-- SET PROBLEM --
Find the string "previstas" and gather every line that holds it.

-- RECORDS FOR PROCESSING --

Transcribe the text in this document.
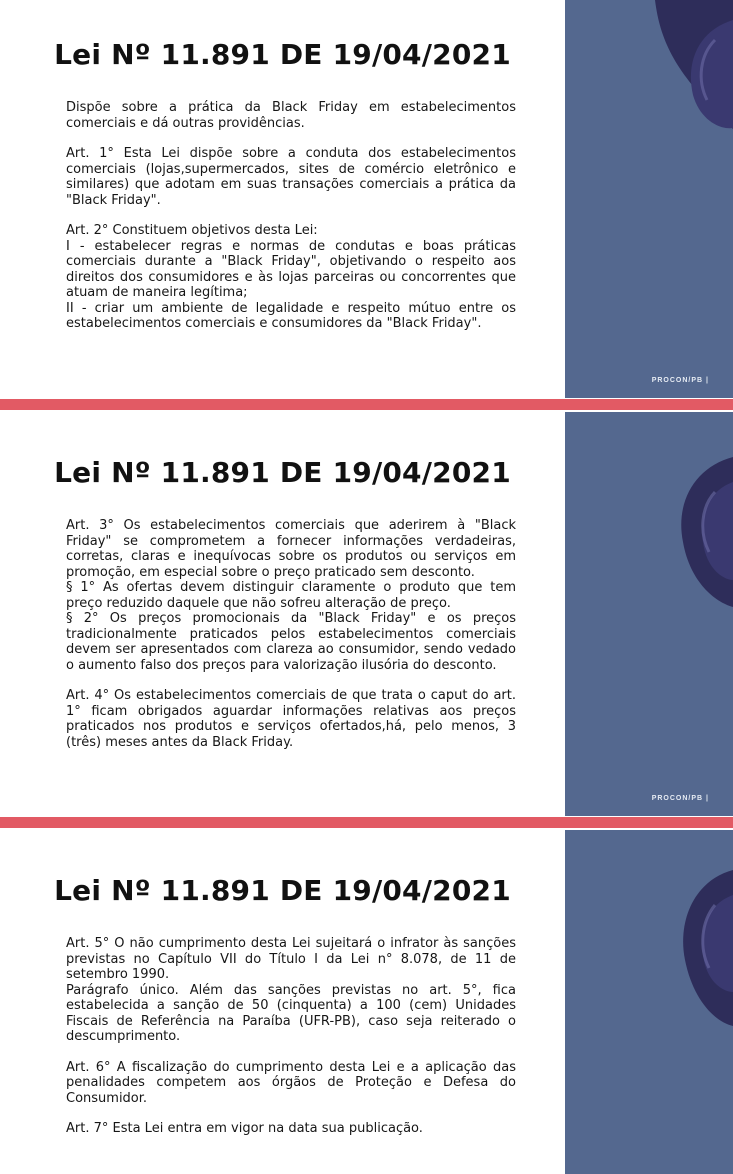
PROCON/PB |
Lei Nº 11.891 DE 19/04/2021

Dispõe sobre a prática da Black Friday em estabelecimentos comerciais e dá outras providências.

Art. 1° Esta Lei dispõe sobre a conduta dos estabelecimentos comerciais (lojas,supermercados, sites de comércio eletrônico e similares) que adotam em suas transações comerciais a prática da "Black Friday".

Art. 2° Constituem objetivos desta Lei:
I - estabelecer regras e normas de condutas e boas práticas comerciais durante a "Black Friday", objetivando o respeito aos direitos dos consumidores e às lojas parceiras ou concorrentes que atuam de maneira legítima;
II - criar um ambiente de legalidade e respeito mútuo entre os estabelecimentos comerciais e consumidores da "Black Friday".

PROCON/PB |
Lei Nº 11.891 DE 19/04/2021

Art. 3° Os estabelecimentos comerciais que aderirem à "Black Friday" se comprometem a fornecer informações verdadeiras, corretas, claras e inequívocas sobre os produtos ou serviços em promoção, em especial sobre o preço praticado sem desconto.
§ 1° As ofertas devem distinguir claramente o produto que tem preço reduzido daquele que não sofreu alteração de preço.
§ 2° Os preços promocionais da "Black Friday" e os preços tradicionalmente praticados pelos estabelecimentos comerciais devem ser apresentados com clareza ao consumidor, sendo vedado o aumento falso dos preços para valorização ilusória do desconto.

Art. 4° Os estabelecimentos comerciais de que trata o caput do art. 1° ficam obrigados aguardar informações relativas aos preços praticados nos produtos e serviços ofertados,há, pelo menos, 3 (três) meses antes da Black Friday.

Lei Nº 11.891 DE 19/04/2021

Art. 5° O não cumprimento desta Lei sujeitará o infrator às sanções previstas no Capítulo VII do Título I da Lei n° 8.078, de 11 de setembro 1990.
Parágrafo único. Além das sanções previstas no art. 5°, fica estabelecida a sanção de 50 (cinquenta) a 100 (cem) Unidades Fiscais de Referência na Paraíba (UFR-PB), caso seja reiterado o descumprimento.

Art. 6° A fiscalização do cumprimento desta Lei e a aplicação das penalidades competem aos órgãos de Proteção e Defesa do Consumidor.

Art. 7° Esta Lei entra em vigor na data sua publicação.
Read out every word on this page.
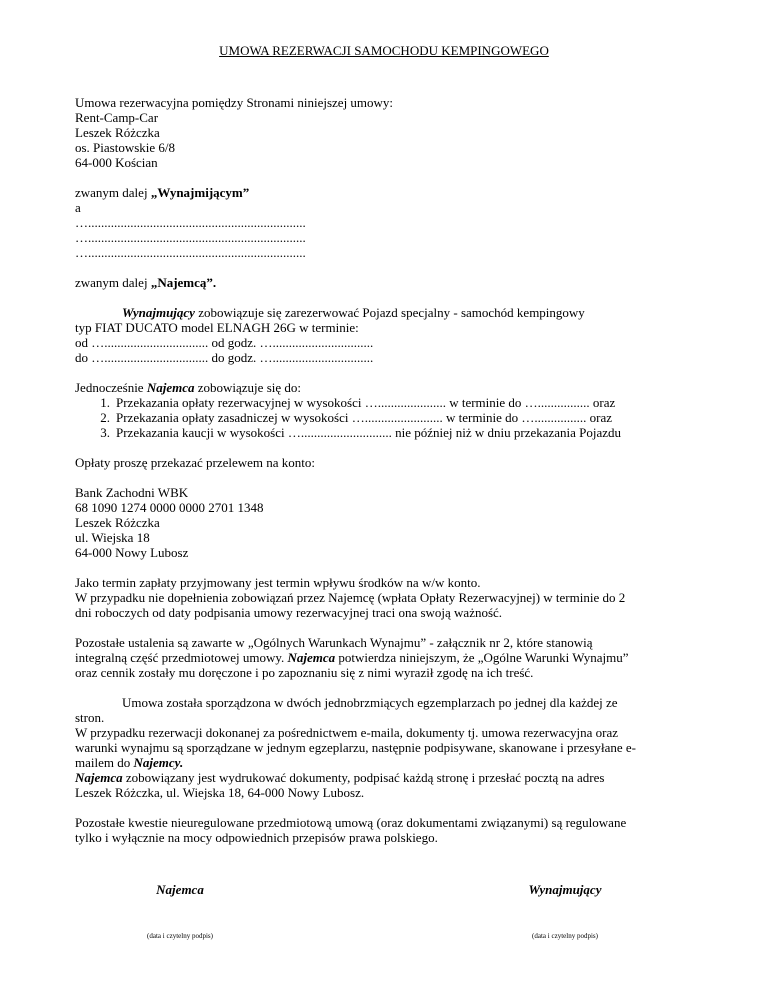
UMOWA REZERWACJI SAMOCHODU KEMPINGOWEGO
Umowa rezerwacyjna pomiędzy Stronami niniejszej umowy:
Rent-Camp-Car
Leszek Różczka
os. Piastowskie 6/8
64-000 Kościan
zwanym dalej „Wynajmijącym”
a
…...................................................................
…...................................................................
…...................................................................
zwanym dalej „Najemcą”.
Wynajmujący zobowiązuje się zarezerwować Pojazd specjalny - samochód kempingowy
typ FIAT DUCATO model ELNAGH 26G w terminie:
od …................................ od godz. …...............................
do …................................ do godz. …...............................
Jednocześnie Najemca zobowiązuje się do:
1. Przekazania opłaty rezerwacyjnej w wysokości …..................... w terminie do …................ oraz
2. Przekazania opłaty zasadniczej w wysokości …........................ w terminie do …................ oraz
3. Przekazania kaucji w wysokości …............................ nie później niż w dniu przekazania Pojazdu
Opłaty proszę przekazać przelewem na konto:
Bank Zachodni WBK
68 1090 1274 0000 0000 2701 1348
Leszek Różczka
ul. Wiejska 18
64-000 Nowy Lubosz
Jako termin zapłaty przyjmowany jest termin wpływu środków na w/w konto.
W przypadku nie dopełnienia zobowiązań przez Najemcę (wpłata Opłaty Rezerwacyjnej) w terminie do 2
dni roboczych od daty podpisania umowy rezerwacyjnej traci ona swoją ważność.
Pozostałe ustalenia są zawarte w „Ogólnych Warunkach Wynajmu” - załącznik nr 2, które stanowią
integralną część przedmiotowej umowy. Najemca potwierdza niniejszym, że „Ogólne Warunki Wynajmu”
oraz cennik zostały mu doręczone i po zapoznaniu się z nimi wyraził zgodę na ich treść.
Umowa została sporządzona w dwóch jednobrzmiących egzemplarzach po jednej dla każdej ze
stron.
W przypadku rezerwacji dokonanej za pośrednictwem e-maila, dokumenty tj. umowa rezerwacyjna oraz
warunki wynajmu są sporządzane w jednym egzeplarzu, następnie podpisywane, skanowane i przesyłane e-
mailem do Najemcy.
Najemca zobowiązany jest wydrukować dokumenty, podpisać każdą stronę i przesłać pocztą na adres
Leszek Różczka, ul. Wiejska 18, 64-000 Nowy Lubosz.
Pozostałe kwestie nieuregulowane przedmiotową umową (oraz dokumentami związanymi) są regulowane
tylko i wyłącznie na mocy odpowiednich przepisów prawa polskiego.
Najemca	Wynajmujący
(data i czytelny podpis)	(data i czytelny podpis)
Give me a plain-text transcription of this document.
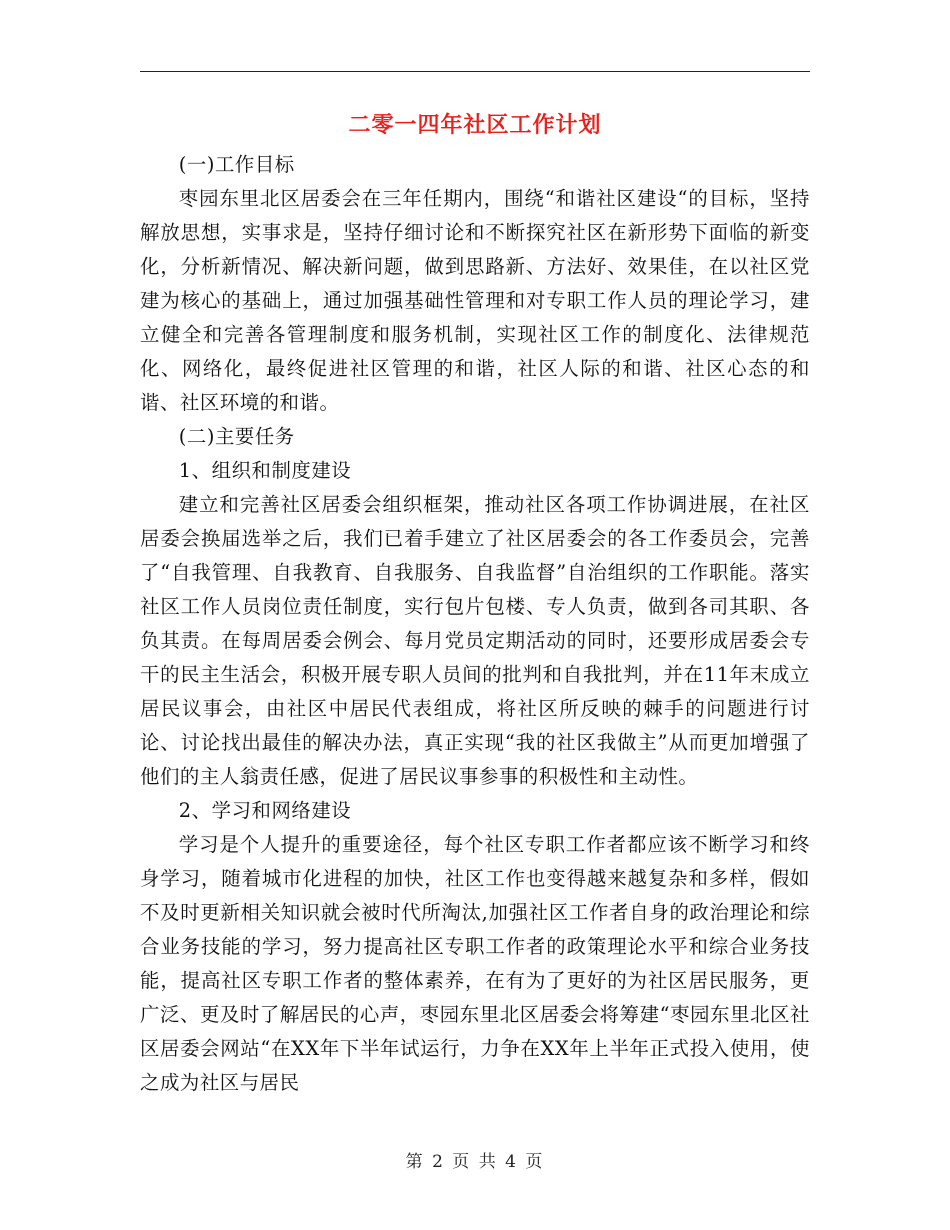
二零一四年社区工作计划

(一)工作目标

枣园东里北区居委会在三年任期内，围绕“和谐社区建设“的目标，坚持解放思想，实事求是，坚持仔细讨论和不断探究社区在新形势下面临的新变化，分析新情况、解决新问题，做到思路新、方法好、效果佳，在以社区党建为核心的基础上，通过加强基础性管理和对专职工作人员的理论学习，建立健全和完善各管理制度和服务机制，实现社区工作的制度化、法律规范化、网络化，最终促进社区管理的和谐，社区人际的和谐、社区心态的和谐、社区环境的和谐。

(二)主要任务

1、组织和制度建设

建立和完善社区居委会组织框架，推动社区各项工作协调进展，在社区居委会换届选举之后，我们已着手建立了社区居委会的各工作委员会，完善了“自我管理、自我教育、自我服务、自我监督”自治组织的工作职能。落实社区工作人员岗位责任制度，实行包片包楼、专人负责，做到各司其职、各负其责。在每周居委会例会、每月党员定期活动的同时，还要形成居委会专干的民主生活会，积极开展专职人员间的批判和自我批判，并在11年末成立居民议事会，由社区中居民代表组成，将社区所反映的棘手的问题进行讨论、讨论找出最佳的解决办法，真正实现“我的社区我做主”从而更加增强了他们的主人翁责任感，促进了居民议事参事的积极性和主动性。

2、学习和网络建设

学习是个人提升的重要途径，每个社区专职工作者都应该不断学习和终身学习，随着城市化进程的加快，社区工作也变得越来越复杂和多样，假如不及时更新相关知识就会被时代所淘汰,加强社区工作者自身的政治理论和综合业务技能的学习，努力提高社区专职工作者的政策理论水平和综合业务技能，提高社区专职工作者的整体素养，在有为了更好的为社区居民服务，更广泛、更及时了解居民的心声，枣园东里北区居委会将筹建“枣园东里北区社区居委会网站“在XX年下半年试运行，力争在XX年上半年正式投入使用，使之成为社区与居民

第 2 页 共 4 页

-- ANSWER IN FULL --
Art. 5° O não cumprimento desta Lei sujeitará o infrator às sanções previstas no Capítulo VII do Título I da Lei n° 8.078, de 11 de setembro 1990.
Parágrafo único. Além das sanções previstas no art. 5°, fica estabelecida a sanção de 50 (cinquenta) a 100 (cem) Unidades Fiscais de Referência na Paraíba (UFR-PB), caso seja reiterado o descumprimento.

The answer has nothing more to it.